▶ _Given task_
All of the data must be printed exactly; please include every line.
:::::
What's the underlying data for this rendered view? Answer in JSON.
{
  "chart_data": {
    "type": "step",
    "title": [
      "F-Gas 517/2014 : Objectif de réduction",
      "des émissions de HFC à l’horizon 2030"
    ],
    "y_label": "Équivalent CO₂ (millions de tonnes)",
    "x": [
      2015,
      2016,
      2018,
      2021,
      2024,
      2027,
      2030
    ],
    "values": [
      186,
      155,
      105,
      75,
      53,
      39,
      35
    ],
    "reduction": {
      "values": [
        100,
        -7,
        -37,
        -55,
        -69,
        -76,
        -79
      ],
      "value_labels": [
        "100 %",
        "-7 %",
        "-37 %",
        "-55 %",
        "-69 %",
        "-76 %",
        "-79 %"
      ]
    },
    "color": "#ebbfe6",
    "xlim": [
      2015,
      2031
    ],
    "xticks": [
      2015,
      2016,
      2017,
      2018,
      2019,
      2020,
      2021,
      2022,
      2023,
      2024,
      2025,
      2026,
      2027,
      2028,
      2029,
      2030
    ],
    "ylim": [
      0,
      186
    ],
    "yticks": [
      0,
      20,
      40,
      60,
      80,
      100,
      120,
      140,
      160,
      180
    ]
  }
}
:::::
▶ _Task response_
What's the underlying data for this rendered view? Answer in JSON.
{
  "chart_data": {
    "type": "step",
    "title": [
      "F-Gas 517/2014 : Objectif de réduction",
      "des émissions de HFC à l’horizon 2030"
    ],
    "y_label": "Équivalent CO₂ (millions de tonnes)",
    "x": [
      2015,
      2016,
      2018,
      2021,
      2024,
      2027,
      2030
    ],
    "values": [
      186,
      155,
      105,
      75,
      53,
      39,
      35
    ],
    "reduction": {
      "values": [
        100,
        -7,
        -37,
        -55,
        -69,
        -76,
        -79
      ],
      "value_labels": [
        "100 %",
        "-7 %",
        "-37 %",
        "-55 %",
        "-69 %",
        "-76 %",
        "-79 %"
      ]
    },
    "color": "#ebbfe6",
    "xlim": [
      2015,
      2031
    ],
    "xticks": [
      2015,
      2016,
      2017,
      2018,
      2019,
      2020,
      2021,
      2022,
      2023,
      2024,
      2025,
      2026,
      2027,
      2028,
      2029,
      2030
    ],
    "ylim": [
      0,
      186
    ],
    "yticks": [
      0,
      20,
      40,
      60,
      80,
      100,
      120,
      140,
      160,
      180
    ]
  }
}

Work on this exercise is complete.